What you have to do — Lines containing the string "image" are to be collected in full.

--- begin Excerpted records ---

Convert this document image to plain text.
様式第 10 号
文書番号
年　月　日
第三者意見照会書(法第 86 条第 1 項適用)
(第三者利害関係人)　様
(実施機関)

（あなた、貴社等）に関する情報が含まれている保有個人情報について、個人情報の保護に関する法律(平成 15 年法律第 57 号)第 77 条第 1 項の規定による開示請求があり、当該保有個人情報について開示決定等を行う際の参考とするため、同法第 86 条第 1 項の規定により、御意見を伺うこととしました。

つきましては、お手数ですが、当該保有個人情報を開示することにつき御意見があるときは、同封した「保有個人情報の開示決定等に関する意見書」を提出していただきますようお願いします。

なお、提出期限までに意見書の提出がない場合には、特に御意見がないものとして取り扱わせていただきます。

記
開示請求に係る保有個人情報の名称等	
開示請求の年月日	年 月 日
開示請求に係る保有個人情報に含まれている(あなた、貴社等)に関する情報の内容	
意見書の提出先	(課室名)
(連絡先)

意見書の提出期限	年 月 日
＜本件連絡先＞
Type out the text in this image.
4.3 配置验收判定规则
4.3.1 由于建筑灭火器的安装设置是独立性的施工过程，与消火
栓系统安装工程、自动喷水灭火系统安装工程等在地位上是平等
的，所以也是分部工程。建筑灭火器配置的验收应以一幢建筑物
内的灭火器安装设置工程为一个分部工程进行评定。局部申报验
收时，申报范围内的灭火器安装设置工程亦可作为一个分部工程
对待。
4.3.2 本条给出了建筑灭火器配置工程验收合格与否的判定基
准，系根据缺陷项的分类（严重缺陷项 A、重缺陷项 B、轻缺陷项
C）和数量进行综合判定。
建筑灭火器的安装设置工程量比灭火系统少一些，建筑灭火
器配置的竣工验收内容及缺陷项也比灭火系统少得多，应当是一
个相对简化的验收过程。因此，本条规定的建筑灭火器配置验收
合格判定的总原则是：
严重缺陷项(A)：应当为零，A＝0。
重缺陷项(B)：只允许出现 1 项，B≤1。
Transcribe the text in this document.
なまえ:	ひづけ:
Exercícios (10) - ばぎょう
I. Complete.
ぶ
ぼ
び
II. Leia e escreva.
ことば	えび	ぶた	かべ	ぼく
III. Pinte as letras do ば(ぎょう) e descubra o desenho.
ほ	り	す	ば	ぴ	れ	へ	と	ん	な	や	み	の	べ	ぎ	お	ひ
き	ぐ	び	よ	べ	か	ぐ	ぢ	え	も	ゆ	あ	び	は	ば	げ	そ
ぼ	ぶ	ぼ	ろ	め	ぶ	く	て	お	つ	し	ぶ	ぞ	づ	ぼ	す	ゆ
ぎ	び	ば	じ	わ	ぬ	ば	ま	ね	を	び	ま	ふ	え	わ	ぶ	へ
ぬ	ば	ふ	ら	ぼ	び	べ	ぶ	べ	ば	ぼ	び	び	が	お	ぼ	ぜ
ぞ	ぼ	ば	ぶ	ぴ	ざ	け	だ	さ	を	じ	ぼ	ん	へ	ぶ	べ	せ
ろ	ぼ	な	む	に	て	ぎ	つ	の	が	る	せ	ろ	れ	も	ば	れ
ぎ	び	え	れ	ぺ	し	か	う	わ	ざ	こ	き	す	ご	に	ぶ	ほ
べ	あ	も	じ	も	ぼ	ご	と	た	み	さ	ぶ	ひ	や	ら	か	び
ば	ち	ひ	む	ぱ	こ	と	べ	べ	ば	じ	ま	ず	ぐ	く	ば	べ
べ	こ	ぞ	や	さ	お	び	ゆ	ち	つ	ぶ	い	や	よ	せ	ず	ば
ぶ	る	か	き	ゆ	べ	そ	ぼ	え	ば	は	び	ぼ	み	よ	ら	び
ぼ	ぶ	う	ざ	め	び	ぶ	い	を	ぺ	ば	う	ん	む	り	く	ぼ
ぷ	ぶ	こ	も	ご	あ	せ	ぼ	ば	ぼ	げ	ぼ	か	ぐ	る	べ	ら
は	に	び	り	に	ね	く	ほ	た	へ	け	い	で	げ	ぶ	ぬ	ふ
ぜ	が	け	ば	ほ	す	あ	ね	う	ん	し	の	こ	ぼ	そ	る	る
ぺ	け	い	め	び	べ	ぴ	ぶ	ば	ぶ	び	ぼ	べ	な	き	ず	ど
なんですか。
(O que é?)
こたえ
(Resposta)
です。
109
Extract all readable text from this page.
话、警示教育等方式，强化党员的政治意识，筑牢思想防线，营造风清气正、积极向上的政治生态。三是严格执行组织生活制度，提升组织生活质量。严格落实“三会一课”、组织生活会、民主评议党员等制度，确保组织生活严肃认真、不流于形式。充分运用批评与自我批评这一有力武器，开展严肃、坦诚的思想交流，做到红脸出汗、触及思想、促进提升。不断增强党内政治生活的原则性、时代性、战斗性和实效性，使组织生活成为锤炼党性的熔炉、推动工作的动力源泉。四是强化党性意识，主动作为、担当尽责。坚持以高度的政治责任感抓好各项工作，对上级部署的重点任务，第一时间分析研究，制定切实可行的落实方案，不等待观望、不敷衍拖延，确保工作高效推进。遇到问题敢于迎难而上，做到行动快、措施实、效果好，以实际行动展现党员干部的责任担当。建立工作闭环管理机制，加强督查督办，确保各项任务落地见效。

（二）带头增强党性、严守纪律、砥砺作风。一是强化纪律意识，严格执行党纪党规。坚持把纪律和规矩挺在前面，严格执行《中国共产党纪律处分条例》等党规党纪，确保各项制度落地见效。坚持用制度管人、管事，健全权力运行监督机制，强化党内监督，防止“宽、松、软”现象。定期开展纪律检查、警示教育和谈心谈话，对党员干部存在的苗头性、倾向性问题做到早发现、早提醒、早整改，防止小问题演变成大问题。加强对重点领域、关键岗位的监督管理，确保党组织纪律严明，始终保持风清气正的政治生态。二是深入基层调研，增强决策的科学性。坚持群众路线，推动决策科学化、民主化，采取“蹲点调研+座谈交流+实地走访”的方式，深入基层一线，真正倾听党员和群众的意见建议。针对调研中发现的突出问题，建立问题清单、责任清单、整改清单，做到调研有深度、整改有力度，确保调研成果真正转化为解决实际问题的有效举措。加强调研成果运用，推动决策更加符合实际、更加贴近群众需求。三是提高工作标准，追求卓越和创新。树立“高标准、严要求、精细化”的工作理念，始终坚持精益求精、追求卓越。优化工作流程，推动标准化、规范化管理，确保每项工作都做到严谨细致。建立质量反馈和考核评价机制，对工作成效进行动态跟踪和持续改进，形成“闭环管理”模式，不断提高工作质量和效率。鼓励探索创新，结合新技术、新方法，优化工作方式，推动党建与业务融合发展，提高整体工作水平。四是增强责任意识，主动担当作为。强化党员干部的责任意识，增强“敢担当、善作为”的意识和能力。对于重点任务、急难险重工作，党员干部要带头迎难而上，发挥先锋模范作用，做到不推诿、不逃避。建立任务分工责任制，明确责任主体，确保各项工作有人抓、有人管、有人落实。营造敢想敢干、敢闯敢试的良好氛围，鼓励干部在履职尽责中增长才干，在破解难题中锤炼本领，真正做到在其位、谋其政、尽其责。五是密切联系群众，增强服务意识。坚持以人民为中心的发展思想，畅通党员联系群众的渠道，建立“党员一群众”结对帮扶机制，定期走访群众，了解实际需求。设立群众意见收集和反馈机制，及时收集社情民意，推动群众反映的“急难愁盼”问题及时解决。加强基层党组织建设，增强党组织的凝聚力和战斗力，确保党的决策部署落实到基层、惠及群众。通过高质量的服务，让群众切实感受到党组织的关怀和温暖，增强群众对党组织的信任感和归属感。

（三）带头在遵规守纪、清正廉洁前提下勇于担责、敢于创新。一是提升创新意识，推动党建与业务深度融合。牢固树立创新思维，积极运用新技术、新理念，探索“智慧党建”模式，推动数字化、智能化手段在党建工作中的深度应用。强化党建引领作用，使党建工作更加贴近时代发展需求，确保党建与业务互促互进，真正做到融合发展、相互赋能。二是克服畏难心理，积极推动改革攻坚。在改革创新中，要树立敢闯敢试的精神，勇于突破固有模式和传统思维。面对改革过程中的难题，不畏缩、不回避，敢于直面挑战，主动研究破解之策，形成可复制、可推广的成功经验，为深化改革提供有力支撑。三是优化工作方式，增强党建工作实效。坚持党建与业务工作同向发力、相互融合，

--- end Excerpted records ---

Full output —
Convert this document image to plain text.
Type out the text in this image.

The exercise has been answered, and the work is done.